>> START RAW DATA

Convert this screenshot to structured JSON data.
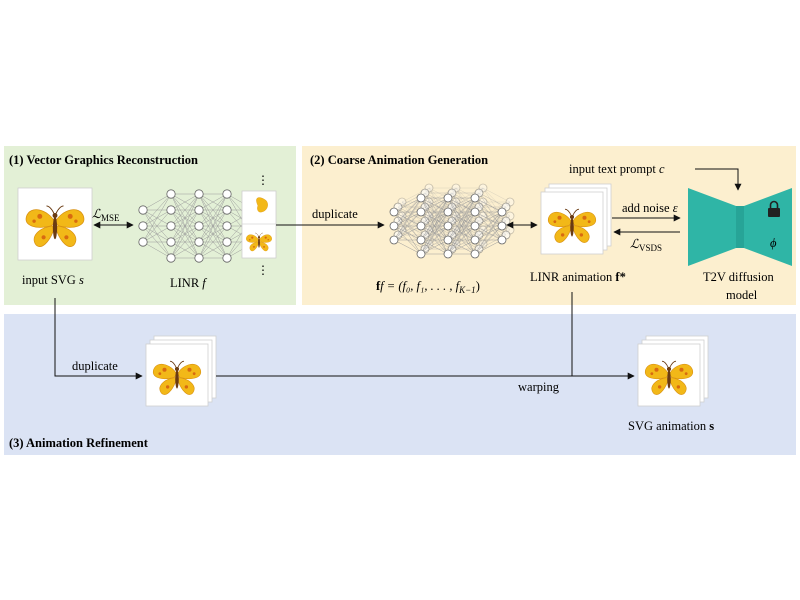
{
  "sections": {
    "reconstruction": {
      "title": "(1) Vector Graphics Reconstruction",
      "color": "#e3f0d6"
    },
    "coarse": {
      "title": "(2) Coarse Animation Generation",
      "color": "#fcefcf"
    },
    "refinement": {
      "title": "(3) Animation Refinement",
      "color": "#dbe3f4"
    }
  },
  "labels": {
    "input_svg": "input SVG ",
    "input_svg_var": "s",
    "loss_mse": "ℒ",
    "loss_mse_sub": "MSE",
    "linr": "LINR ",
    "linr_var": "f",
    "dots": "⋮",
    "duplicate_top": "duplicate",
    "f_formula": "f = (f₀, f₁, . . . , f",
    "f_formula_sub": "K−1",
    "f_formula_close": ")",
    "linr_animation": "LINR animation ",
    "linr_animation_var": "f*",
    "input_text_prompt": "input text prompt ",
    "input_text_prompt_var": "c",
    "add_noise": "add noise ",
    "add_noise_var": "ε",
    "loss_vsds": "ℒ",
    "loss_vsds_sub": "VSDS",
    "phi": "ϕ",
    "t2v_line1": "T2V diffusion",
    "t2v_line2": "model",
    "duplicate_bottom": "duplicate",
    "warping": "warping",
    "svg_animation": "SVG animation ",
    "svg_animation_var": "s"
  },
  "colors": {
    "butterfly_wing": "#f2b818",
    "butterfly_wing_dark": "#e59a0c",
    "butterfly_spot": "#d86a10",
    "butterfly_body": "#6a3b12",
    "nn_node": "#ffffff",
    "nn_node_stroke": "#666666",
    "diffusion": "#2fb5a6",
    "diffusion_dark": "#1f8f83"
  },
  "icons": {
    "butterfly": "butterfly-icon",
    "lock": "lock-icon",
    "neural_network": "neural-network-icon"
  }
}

>> END RAW DATA
>> START RAW DATA

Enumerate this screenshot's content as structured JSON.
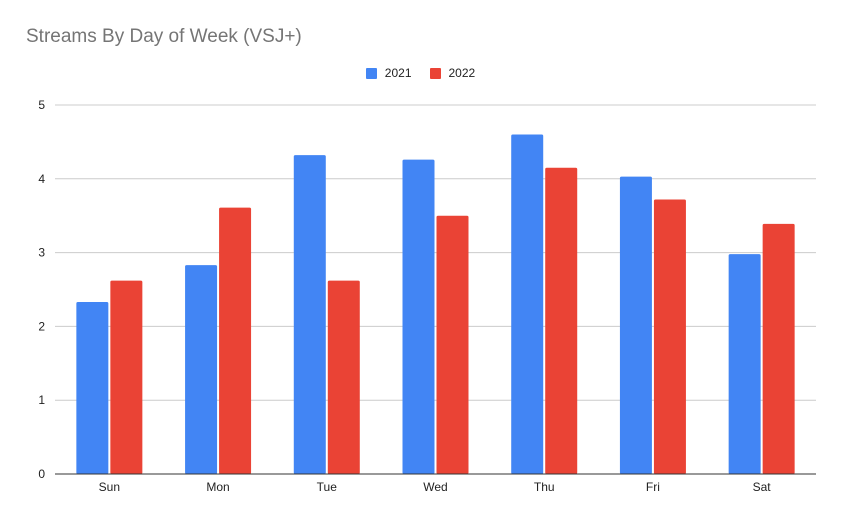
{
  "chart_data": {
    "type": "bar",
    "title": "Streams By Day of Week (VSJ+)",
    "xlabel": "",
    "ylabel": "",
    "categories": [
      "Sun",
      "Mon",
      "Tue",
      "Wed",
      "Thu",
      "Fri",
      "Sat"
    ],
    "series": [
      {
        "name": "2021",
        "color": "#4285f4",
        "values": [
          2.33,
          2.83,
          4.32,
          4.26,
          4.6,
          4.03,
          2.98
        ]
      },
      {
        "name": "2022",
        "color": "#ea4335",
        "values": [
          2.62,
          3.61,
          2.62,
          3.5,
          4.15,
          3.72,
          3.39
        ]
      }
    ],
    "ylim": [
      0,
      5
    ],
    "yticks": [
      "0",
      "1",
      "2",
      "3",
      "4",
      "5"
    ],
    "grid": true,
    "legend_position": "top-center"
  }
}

>> END RAW DATA
>> START RAW DATA

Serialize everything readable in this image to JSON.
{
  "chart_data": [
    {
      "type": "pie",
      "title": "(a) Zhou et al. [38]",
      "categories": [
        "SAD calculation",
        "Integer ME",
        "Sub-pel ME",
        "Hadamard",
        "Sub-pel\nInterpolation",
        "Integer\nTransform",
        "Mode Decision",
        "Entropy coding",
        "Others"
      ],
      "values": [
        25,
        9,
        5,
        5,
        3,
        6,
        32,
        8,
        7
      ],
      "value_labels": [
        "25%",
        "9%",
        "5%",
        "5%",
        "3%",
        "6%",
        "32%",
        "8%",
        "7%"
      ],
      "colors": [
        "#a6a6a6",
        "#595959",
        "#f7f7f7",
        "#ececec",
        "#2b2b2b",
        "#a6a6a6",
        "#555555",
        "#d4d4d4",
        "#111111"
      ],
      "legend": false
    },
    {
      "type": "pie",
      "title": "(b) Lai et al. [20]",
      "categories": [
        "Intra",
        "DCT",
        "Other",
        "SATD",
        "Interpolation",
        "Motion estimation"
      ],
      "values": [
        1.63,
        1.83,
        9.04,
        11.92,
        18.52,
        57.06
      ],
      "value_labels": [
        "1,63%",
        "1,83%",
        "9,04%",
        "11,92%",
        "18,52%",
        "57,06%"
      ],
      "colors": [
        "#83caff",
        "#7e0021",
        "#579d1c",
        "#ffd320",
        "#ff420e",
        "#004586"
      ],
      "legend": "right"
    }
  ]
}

>> END RAW DATA

### WHAT IS REQUIRED
Using the material above, count the lines containing the word "screenshot". Reply with the number alone.

### RESULT FOR THIS TASK
2